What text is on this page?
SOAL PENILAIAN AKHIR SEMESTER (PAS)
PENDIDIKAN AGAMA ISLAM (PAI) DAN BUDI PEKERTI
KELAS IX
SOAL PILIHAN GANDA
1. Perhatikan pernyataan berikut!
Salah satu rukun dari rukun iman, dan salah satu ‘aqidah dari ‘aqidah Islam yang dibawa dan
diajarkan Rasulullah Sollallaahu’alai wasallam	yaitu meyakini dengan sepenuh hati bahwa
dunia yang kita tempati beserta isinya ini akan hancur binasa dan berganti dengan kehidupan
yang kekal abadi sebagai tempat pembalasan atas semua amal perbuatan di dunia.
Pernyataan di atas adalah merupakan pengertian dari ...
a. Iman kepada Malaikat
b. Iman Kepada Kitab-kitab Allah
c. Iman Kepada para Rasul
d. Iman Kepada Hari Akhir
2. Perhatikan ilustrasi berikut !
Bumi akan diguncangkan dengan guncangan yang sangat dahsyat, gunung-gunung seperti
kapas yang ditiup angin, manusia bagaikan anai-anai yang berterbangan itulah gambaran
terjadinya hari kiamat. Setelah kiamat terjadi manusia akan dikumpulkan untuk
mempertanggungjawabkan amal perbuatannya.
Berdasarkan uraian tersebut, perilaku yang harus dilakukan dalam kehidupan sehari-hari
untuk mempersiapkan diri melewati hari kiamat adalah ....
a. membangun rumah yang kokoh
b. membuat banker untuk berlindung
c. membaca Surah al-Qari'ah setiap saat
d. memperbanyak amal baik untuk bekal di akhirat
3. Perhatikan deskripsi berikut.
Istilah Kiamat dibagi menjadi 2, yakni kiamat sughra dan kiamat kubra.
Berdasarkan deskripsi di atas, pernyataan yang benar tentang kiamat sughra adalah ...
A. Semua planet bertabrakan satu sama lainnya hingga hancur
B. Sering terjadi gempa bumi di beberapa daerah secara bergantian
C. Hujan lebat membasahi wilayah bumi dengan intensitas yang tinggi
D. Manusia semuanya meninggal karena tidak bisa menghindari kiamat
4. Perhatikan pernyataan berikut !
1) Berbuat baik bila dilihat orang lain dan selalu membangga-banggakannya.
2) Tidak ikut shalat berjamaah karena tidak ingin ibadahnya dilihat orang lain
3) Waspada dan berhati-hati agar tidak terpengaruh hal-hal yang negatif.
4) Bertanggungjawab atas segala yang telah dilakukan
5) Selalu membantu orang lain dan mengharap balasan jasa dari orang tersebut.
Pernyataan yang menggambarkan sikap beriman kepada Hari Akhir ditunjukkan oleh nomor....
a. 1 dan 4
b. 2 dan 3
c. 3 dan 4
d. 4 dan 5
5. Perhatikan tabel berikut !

Short problem :: Identify each line of the material where the word "dilihat" shows up, and copy it.

Complete output ::
1) Berbuat baik bila dilihat orang lain dan selalu membangga-banggakannya.
2) Tidak ikut shalat berjamaah karena tidak ingin ibadahnya dilihat orang lain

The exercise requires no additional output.